▶ [EXERCISE] From the listing below, pull out all lines with "西安交通大学" in them.

▶ [DATASET CONTENT]
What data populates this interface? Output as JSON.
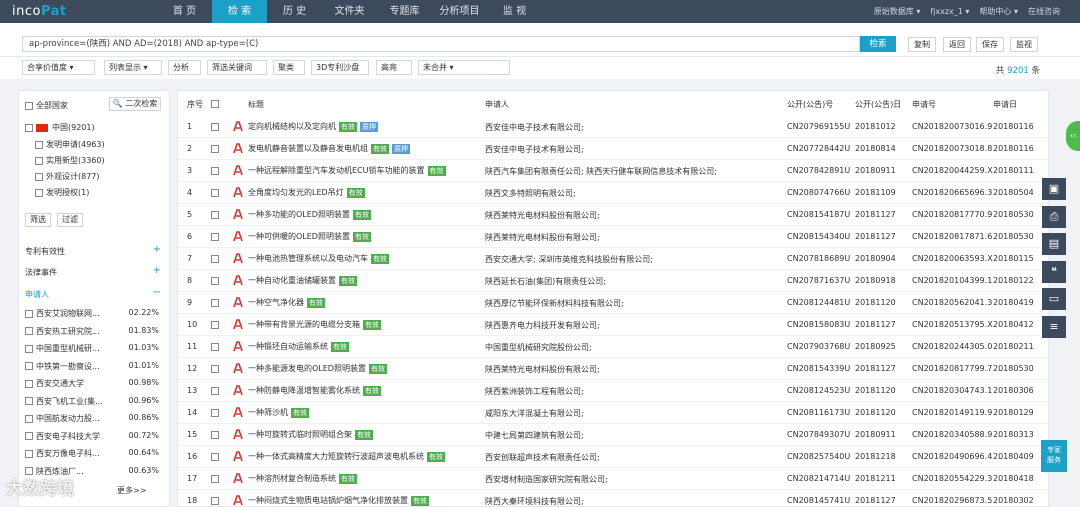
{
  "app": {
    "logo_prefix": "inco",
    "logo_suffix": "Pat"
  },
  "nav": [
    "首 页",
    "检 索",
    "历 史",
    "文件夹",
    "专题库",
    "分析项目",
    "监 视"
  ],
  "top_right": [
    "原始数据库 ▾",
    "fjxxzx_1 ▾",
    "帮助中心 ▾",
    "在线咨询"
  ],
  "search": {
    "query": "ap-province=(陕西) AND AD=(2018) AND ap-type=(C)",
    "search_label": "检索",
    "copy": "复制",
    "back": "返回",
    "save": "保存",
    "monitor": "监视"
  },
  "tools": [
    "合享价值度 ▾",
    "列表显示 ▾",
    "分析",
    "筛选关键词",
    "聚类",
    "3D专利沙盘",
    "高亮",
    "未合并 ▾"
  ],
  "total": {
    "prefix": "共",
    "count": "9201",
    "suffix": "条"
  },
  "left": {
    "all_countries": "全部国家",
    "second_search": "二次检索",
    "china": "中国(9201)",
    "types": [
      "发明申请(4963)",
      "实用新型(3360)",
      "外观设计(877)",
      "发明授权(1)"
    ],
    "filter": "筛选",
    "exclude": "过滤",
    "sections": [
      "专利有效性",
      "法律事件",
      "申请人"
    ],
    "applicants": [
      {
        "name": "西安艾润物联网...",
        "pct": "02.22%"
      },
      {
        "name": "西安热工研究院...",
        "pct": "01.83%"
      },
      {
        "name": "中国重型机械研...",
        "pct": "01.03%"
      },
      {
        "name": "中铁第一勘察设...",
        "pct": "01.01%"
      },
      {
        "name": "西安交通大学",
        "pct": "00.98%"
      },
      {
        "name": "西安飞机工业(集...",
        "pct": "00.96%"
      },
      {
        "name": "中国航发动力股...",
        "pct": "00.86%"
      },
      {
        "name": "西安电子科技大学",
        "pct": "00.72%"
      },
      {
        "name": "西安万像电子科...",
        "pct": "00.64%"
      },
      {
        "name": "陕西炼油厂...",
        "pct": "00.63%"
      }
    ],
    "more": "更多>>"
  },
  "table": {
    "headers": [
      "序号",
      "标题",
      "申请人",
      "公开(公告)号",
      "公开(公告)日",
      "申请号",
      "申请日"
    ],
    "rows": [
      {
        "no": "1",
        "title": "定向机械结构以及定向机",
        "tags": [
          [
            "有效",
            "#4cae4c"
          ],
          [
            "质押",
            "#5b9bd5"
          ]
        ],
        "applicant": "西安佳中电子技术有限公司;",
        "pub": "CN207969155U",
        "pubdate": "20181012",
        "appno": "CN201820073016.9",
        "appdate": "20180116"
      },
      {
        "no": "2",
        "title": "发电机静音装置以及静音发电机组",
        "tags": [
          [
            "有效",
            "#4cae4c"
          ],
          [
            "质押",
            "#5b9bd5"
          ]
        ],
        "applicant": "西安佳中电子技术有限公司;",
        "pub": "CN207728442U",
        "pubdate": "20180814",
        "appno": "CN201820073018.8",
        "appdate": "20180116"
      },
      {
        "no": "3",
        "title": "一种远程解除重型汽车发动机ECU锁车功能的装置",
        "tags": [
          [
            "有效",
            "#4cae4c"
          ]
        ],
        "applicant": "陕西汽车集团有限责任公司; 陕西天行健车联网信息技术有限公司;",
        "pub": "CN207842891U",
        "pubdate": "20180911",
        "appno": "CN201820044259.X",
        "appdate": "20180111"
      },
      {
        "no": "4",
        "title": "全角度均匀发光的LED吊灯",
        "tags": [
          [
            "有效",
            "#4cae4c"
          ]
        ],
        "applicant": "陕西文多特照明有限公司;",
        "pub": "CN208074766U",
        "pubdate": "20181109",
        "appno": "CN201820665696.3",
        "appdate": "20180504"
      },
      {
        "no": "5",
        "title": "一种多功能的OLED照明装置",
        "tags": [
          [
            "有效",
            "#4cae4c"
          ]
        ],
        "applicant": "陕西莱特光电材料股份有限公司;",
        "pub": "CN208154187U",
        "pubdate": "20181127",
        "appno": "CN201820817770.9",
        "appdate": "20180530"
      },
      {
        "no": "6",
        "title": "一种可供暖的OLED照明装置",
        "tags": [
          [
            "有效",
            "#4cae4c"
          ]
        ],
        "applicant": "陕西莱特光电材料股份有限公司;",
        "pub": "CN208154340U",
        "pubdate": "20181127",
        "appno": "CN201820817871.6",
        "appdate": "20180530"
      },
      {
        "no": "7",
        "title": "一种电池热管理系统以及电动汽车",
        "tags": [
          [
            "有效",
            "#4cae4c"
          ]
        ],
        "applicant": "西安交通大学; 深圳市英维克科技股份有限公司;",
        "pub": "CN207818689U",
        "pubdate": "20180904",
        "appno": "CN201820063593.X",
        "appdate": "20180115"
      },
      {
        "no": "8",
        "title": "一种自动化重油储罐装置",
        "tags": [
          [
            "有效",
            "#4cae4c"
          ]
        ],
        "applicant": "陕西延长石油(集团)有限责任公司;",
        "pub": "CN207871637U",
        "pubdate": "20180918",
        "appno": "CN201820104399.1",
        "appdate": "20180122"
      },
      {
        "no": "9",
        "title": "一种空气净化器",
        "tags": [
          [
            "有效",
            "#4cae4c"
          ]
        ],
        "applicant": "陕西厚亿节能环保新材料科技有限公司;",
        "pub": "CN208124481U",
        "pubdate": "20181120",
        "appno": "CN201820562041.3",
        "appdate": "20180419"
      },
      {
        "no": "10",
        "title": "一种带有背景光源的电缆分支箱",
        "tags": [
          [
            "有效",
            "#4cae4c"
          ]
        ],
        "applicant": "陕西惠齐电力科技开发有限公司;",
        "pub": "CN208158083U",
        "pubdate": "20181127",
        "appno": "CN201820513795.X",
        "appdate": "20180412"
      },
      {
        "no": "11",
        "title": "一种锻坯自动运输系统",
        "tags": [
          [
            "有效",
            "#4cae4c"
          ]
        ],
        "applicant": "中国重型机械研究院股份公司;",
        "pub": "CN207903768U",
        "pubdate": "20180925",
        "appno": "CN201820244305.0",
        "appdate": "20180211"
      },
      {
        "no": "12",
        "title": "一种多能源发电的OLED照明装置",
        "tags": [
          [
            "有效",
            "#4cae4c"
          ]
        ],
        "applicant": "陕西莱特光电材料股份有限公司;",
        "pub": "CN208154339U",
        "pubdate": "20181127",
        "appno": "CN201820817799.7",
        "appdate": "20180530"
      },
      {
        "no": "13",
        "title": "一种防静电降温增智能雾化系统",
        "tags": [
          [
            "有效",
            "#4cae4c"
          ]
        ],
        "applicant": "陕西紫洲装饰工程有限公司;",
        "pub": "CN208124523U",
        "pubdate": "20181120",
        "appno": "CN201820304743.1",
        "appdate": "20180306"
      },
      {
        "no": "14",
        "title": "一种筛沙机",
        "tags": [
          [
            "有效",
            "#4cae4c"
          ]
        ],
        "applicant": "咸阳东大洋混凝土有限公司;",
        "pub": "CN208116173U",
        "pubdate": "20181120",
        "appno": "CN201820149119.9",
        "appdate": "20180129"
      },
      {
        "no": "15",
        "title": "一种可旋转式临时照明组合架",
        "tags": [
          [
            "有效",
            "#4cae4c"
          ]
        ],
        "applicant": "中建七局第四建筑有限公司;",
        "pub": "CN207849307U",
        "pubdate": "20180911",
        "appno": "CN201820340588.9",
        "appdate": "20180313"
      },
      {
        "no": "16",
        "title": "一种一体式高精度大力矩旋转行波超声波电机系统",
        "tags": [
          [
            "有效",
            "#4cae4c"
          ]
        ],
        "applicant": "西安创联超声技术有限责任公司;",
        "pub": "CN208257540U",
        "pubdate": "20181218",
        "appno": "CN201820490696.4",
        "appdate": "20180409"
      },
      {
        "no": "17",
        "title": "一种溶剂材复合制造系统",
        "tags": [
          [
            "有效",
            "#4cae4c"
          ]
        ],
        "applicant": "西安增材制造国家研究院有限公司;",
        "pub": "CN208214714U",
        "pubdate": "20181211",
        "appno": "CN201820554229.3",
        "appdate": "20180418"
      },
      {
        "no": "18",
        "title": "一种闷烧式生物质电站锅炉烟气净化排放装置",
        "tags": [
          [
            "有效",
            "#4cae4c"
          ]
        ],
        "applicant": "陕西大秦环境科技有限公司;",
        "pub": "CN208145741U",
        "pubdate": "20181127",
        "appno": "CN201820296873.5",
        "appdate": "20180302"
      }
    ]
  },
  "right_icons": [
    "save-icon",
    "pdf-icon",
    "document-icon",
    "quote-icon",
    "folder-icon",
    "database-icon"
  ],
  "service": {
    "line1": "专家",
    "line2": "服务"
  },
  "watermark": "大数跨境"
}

▶ [OUTPUT FOR THIS TASK]
        "name": "西安交通大学",
        "applicant": "西安交通大学; 深圳市英维克科技股份有限公司;",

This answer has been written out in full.